(Dataset excerpt)
■ ■ ■ ■ ■ ■ ■

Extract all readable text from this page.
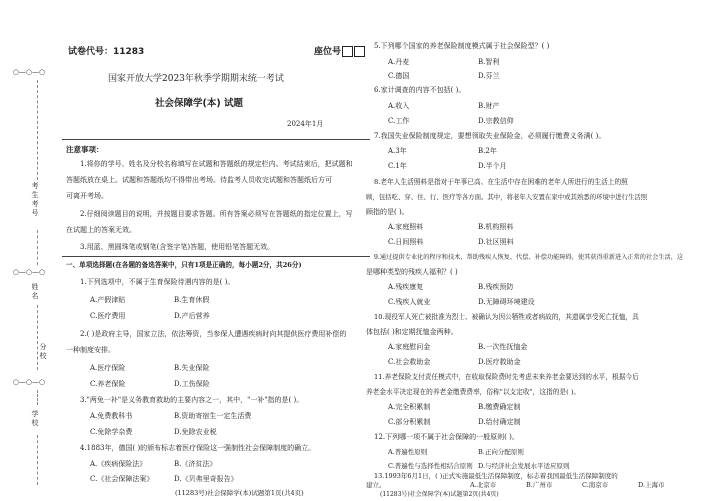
○—○—○
○—○—○
○—○—○
考生考号
姓名
分校
学校
试卷代号：11283	座位号
国家开放大学2023年秋季学期期末统一考试
社会保障学(本) 试题
2024年1月
注意事项：
1.将你的学号、姓名及分校名称填写在试题和答题纸的规定栏内。考试结束后，把试题和
答题纸放在桌上。试题和答题纸均不得带出考场。待监考人员收完试题和答题纸后方可
可离开考场。
2.仔细阅读题目的说明，并按题目要求答题。所有答案必须写在答题纸的指定位置上，写
在试题上的答案无效。
3.用蓝、黑圆珠笔或钢笔(含签字笔)答题，使用铅笔答题无效。
一、单项选择题(在各题的备选答案中，只有1项是正确的，每小题2分，共26分)
1.下列选项中，不属于生育保险待遇内容的是( )。
A.产假津贴	B.生育休假
C.医疗费用	D.产后营养
2.( )是政府主导，国家立法，依法筹资，当参保人遭遇疾病时向其提供医疗费用补偿的
一种制度安排。
A.医疗保险	B.失业保险
C.养老保险	D.工伤保险
3."两免一补"是义务教育救助的主要内容之一，其中，"一补"指的是( )。
A.免费教科书	B.资助寄宿生一定生活费
C.免除学杂费	D.免除农业税
4.1883年，德国( )的颁布标志着医疗保险这一强制性社会保障制度的确立。
A.《疾病保险法》	B.《济贫法》
C.《社会保障法案》	D.《贝弗里奇报告》
(11283号)社会保障学(本)试题第1页(共4页)
5.下列哪个国家的养老保险制度模式属于社会保险型？( )
A.丹麦	B.智利
C.德国	D.芬兰
6.家计调查的内容不包括( )。
A.收入	B.财产
C.工作	D.宗教信仰
7.我国失业保险制度规定，要想领取失业保险金，必须履行缴费义务满( )。
A.3年	B.2年
C.1年	D.半个月
8.老年人生活照料是指对于年事已高、在生活中存在困难的老年人所进行的生活上的照
顾，包括吃、穿、住、行、医疗等各方面。其中，将老年人安置在家中或其熟悉的环境中进行生活照
顾指的是( )。
A.家庭照料	B.机构照料
C.日间照料	D.社区照料
9.通过提供专业化的程序和技术，帮助残疾人恢复、代偿、补偿功能障碍，使其获得重新进入正常的社会生活，这
是哪种类型的残疾人福利？( )
A.残疾康复	B.残疾预防
C.残疾人就业	D.无障碍环境建设
10.现役军人死亡被批准为烈士、被确认为因公牺牲或者病故的，其遗属享受死亡抚恤，具
体包括( )和定期抚恤金两种。
A.家庭慰问金	B.一次性抚恤金
C.社会救助金	D.医疗救助金
11.养老保险支付责任模式中，在收取保险费时先考虑未来养老金要达到的水平，根据今后
养老金水平决定现在的养老金缴费费率，俗称"以支定收"，这指的是( )。
A.完全积累制	B.缴费确定制
C.部分积累制	D.给付确定制
12.下列哪一项不属于社会保障的一般原则( )。
A.普遍性原则	B.正向分配原则
C.普遍性与选择性相结合原则 D.与经济社会发展水平适应原则
13.1993年6月1日，( )正式实施最低生活保障制度，标志着我国最低生活保障制度的
建立。	A.北京市	B.广州市	C.南京市	D.上海市
(11283号)社会保障学(本)试题第2页(共4页)
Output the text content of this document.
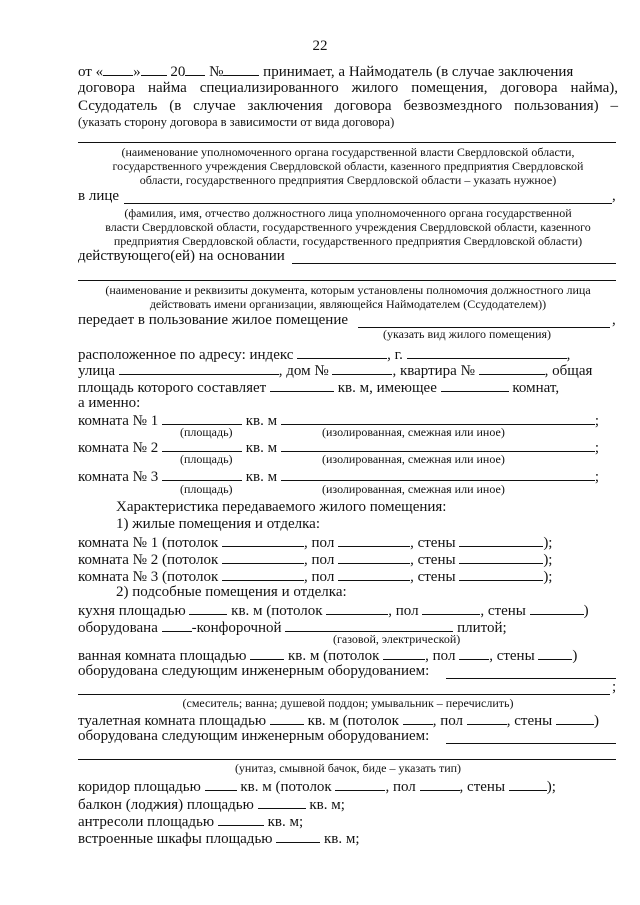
22
от « » 20 №	принимает, а Наймодатель (в случае заключения
договора найма специализированного жилого помещения, договора найма),
Ссудодатель (в случае заключения договора безвозмездного пользования) –
(указать сторону договора в зависимости от вида договора)
(наименование уполномоченного органа государственной власти Свердловской области,
государственного учреждения Свердловской области, казенного предприятия Свердловской
области, государственного предприятия Свердловской области – указать нужное)
в лице	,
(фамилия, имя, отчество должностного лица уполномоченного органа государственной
власти Свердловской области, государственного учреждения Свердловской области, казенного
предприятия Свердловской области, государственного предприятия Свердловской области)
действующего(ей) на основании
(наименование и реквизиты документа, которым установлены полномочия должностного лица
действовать имени организации, являющейся Наймодателем (Ссудодателем))
передает в пользование жилое помещение	,
(указать вид жилого помещения)
расположенное по адресу: индекс	, г.	,
улица	, дом №	, квартира №	, общая
площадь которого составляет	кв. м, имеющее	комнат,
а именно:
комната № 1	кв. м	;
(площадь)	(изолированная, смежная или иное)
комната № 2	кв. м	;
(площадь)	(изолированная, смежная или иное)
комната № 3	кв. м	;
(площадь)	(изолированная, смежная или иное)
Характеристика передаваемого жилого помещения:
1) жилые помещения и отделка:
комната № 1 (потолок	, пол	, стены	);
комната № 2 (потолок	, пол	, стены	);
комната № 3 (потолок	, пол	, стены	);
2) подсобные помещения и отделка:
кухня площадью	кв. м (потолок	, пол	, стены	)
оборудована -конфорочной	плитой;
(газовой, электрической)
ванная комната площадью	кв. м (потолок	, пол , стены	)
оборудована следующим инженерным оборудованием:
;
(смеситель; ванна; душевой поддон; умывальник – перечислить)
туалетная комната площадью	кв. м (потолок , пол	, стены	)
оборудована следующим инженерным оборудованием:
(унитаз, смывной бачок, биде – указать тип)
коридор площадью	кв. м (потолок	, пол	, стены	);
балкон (лоджия) площадью	кв. м;
антресоли площадью	кв. м;
встроенные шкафы площадью	кв. м;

■ ■ ■ ■ ■ ■ ■

» Task to carry out
Tell how many lines in the material above include the word "указать", giving the number only.

» Solution for this task
4